A run of records:
++++++++
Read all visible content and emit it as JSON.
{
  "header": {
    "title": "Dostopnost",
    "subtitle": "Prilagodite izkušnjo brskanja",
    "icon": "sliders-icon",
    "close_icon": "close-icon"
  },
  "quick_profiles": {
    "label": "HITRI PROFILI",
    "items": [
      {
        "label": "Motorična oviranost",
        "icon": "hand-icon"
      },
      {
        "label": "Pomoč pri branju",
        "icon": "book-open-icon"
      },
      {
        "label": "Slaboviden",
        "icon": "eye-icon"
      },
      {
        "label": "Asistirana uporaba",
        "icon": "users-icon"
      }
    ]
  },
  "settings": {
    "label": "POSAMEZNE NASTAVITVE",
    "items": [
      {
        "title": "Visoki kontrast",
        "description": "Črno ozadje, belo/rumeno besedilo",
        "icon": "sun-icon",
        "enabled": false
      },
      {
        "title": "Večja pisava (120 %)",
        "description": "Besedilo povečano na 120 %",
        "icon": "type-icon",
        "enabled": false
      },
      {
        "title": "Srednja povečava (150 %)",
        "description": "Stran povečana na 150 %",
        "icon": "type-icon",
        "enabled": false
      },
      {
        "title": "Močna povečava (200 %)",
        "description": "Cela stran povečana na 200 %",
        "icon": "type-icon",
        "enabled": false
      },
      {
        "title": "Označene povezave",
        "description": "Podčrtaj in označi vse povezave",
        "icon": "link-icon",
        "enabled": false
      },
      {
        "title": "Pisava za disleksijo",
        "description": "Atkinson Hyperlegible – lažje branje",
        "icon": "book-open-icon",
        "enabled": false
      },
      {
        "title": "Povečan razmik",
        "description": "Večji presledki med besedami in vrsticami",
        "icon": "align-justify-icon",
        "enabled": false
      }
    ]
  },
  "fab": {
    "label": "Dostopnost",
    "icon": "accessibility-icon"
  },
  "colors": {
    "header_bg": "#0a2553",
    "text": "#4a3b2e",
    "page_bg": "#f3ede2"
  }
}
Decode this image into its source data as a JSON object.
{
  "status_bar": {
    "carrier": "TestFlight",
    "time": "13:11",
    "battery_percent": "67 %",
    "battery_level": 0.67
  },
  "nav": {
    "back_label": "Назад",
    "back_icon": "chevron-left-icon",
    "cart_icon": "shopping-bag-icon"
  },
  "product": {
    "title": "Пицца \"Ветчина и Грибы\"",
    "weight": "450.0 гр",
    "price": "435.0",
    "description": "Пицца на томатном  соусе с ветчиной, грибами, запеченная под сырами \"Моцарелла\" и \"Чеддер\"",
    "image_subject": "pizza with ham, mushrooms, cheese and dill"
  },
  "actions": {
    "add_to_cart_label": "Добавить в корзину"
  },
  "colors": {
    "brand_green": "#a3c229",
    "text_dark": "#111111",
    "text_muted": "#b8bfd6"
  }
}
++++++++
## [EXERCISE DIRECTIONS]
Read the lines above. Gather those in which the string "povečana" is found.

## [RESULT OF THE EXERCISE]
        "description": "Stran povečana na 150 %",
        "description": "Cela stran povečana na 200 %",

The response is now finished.